• **Dataset rows about figures**
===

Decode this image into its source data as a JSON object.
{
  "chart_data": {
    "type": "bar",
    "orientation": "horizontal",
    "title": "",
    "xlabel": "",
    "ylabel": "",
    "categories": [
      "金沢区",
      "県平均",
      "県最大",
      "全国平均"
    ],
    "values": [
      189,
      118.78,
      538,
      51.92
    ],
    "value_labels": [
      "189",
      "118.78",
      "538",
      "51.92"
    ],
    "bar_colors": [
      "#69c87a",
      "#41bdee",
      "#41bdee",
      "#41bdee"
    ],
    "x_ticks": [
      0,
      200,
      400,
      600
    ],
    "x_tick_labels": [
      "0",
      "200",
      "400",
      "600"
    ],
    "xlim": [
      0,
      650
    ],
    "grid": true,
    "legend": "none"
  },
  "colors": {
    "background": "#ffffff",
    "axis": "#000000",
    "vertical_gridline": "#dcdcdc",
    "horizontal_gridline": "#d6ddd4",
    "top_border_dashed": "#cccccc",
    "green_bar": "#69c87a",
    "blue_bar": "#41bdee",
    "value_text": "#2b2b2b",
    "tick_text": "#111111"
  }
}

===

Reproduce all data above, unchanged.

• **FINISHED EXERCISE**
Decode this image into its source data as a JSON object.
{
  "chart_data": {
    "type": "bar",
    "orientation": "horizontal",
    "title": "",
    "xlabel": "",
    "ylabel": "",
    "categories": [
      "金沢区",
      "県平均",
      "県最大",
      "全国平均"
    ],
    "values": [
      189,
      118.78,
      538,
      51.92
    ],
    "value_labels": [
      "189",
      "118.78",
      "538",
      "51.92"
    ],
    "bar_colors": [
      "#69c87a",
      "#41bdee",
      "#41bdee",
      "#41bdee"
    ],
    "x_ticks": [
      0,
      200,
      400,
      600
    ],
    "x_tick_labels": [
      "0",
      "200",
      "400",
      "600"
    ],
    "xlim": [
      0,
      650
    ],
    "grid": true,
    "legend": "none"
  },
  "colors": {
    "background": "#ffffff",
    "axis": "#000000",
    "vertical_gridline": "#dcdcdc",
    "horizontal_gridline": "#d6ddd4",
    "top_border_dashed": "#cccccc",
    "green_bar": "#69c87a",
    "blue_bar": "#41bdee",
    "value_text": "#2b2b2b",
    "tick_text": "#111111"
  }
}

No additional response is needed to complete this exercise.